AIM OF THE EXERCISE: Return the lines below that carry the word "original".
______________________________
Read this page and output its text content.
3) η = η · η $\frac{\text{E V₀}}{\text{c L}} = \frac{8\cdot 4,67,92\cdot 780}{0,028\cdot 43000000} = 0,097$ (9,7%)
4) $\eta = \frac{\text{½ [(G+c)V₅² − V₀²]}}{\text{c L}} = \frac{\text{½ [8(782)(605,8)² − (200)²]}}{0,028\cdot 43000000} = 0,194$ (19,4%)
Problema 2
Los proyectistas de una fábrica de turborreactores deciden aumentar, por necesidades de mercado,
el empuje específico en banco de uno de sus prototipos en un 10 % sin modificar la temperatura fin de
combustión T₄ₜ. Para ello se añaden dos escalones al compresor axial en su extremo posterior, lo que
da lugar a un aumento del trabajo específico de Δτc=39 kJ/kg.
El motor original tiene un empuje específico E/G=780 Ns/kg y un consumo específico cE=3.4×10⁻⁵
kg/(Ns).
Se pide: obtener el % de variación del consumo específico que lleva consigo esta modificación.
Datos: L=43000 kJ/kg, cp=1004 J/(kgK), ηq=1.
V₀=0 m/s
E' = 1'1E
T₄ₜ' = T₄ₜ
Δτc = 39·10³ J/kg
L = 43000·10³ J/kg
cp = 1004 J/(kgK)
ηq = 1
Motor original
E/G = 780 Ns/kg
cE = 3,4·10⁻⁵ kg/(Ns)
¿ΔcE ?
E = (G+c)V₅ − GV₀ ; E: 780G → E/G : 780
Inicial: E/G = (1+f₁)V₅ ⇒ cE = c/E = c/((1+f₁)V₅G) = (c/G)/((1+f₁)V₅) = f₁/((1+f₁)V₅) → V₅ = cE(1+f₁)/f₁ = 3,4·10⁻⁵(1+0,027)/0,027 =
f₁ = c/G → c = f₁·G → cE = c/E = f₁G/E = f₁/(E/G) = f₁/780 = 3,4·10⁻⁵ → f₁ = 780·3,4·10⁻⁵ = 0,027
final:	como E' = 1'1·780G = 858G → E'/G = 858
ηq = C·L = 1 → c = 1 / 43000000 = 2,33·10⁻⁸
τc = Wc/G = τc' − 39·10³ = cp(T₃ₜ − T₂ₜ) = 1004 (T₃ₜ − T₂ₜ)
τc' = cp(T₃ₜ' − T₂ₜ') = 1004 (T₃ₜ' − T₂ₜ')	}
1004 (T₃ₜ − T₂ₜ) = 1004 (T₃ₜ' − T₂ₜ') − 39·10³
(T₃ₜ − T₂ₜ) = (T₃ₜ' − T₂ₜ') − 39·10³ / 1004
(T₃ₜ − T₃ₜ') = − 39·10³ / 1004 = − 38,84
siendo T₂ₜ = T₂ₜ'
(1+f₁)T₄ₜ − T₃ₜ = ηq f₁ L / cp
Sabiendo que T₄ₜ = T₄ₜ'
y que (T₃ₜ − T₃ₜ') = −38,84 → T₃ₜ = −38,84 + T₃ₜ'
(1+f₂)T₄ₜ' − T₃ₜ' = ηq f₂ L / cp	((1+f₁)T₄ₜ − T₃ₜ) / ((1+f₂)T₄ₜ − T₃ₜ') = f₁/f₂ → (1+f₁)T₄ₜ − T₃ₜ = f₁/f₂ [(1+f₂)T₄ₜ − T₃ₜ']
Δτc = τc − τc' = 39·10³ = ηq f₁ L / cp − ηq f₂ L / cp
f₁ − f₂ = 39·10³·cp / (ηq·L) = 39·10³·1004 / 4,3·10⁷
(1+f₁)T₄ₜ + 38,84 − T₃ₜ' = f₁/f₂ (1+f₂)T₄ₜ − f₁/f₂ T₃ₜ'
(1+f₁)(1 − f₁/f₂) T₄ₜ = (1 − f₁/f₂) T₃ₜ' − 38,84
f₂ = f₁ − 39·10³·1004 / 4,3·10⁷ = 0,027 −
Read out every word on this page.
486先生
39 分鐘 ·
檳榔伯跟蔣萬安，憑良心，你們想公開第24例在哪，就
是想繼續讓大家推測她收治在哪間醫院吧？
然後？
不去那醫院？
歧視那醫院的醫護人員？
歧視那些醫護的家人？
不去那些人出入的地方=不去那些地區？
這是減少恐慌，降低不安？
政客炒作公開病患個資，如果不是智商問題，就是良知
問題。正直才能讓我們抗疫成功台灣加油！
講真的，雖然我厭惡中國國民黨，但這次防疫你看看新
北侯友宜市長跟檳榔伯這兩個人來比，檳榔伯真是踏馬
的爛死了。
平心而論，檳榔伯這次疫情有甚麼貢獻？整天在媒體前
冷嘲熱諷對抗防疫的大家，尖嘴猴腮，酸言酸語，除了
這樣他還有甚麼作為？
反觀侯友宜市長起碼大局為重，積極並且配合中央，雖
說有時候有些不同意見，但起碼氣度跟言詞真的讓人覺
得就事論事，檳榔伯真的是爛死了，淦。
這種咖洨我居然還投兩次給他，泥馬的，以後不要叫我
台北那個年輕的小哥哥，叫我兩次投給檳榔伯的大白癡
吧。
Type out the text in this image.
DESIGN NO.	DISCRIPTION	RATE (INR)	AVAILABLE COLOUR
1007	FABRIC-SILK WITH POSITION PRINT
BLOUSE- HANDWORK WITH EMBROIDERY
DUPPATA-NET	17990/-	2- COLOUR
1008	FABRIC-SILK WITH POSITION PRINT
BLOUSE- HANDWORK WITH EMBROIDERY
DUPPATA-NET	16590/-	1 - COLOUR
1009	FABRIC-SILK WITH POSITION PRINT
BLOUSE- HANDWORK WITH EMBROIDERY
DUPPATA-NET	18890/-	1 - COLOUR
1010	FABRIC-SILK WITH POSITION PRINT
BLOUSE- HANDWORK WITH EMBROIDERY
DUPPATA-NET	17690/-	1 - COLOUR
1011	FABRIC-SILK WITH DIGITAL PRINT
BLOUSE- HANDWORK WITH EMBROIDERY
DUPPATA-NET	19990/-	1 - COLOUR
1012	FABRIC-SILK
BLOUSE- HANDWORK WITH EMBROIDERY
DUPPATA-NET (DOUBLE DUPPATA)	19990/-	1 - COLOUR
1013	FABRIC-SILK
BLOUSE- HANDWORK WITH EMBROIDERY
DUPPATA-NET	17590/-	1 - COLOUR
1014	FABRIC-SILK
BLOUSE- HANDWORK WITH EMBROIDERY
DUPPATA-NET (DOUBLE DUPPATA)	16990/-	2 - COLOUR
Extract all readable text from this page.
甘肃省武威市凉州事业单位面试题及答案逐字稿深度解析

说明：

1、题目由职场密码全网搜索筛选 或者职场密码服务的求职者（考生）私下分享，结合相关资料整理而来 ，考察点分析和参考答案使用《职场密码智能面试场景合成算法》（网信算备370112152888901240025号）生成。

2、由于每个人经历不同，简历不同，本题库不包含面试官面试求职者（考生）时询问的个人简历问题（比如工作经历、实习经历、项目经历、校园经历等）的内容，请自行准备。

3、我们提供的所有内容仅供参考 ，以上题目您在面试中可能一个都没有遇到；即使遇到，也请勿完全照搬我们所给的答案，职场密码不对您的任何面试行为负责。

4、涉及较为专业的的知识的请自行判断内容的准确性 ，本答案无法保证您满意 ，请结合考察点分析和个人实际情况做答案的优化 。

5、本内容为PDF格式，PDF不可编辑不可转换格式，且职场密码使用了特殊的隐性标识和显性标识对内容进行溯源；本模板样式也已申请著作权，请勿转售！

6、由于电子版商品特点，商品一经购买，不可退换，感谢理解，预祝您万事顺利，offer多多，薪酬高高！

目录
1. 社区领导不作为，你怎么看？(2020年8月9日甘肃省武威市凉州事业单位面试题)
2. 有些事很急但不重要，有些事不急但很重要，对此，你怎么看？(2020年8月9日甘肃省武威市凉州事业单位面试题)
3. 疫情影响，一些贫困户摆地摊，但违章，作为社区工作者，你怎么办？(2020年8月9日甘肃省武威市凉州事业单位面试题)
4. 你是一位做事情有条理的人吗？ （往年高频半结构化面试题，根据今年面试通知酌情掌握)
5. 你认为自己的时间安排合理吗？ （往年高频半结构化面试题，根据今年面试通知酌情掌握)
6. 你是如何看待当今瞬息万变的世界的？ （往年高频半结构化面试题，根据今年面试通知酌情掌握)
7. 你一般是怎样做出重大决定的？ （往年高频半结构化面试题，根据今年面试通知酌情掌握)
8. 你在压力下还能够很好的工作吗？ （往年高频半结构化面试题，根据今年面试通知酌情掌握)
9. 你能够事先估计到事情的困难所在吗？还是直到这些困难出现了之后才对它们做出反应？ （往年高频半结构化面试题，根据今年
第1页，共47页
______________________________
PROBLEM SOLUTION:
El motor original tiene un empuje específico E/G=780 Ns/kg y un consumo específico cE=3.4×10⁻⁵
Motor original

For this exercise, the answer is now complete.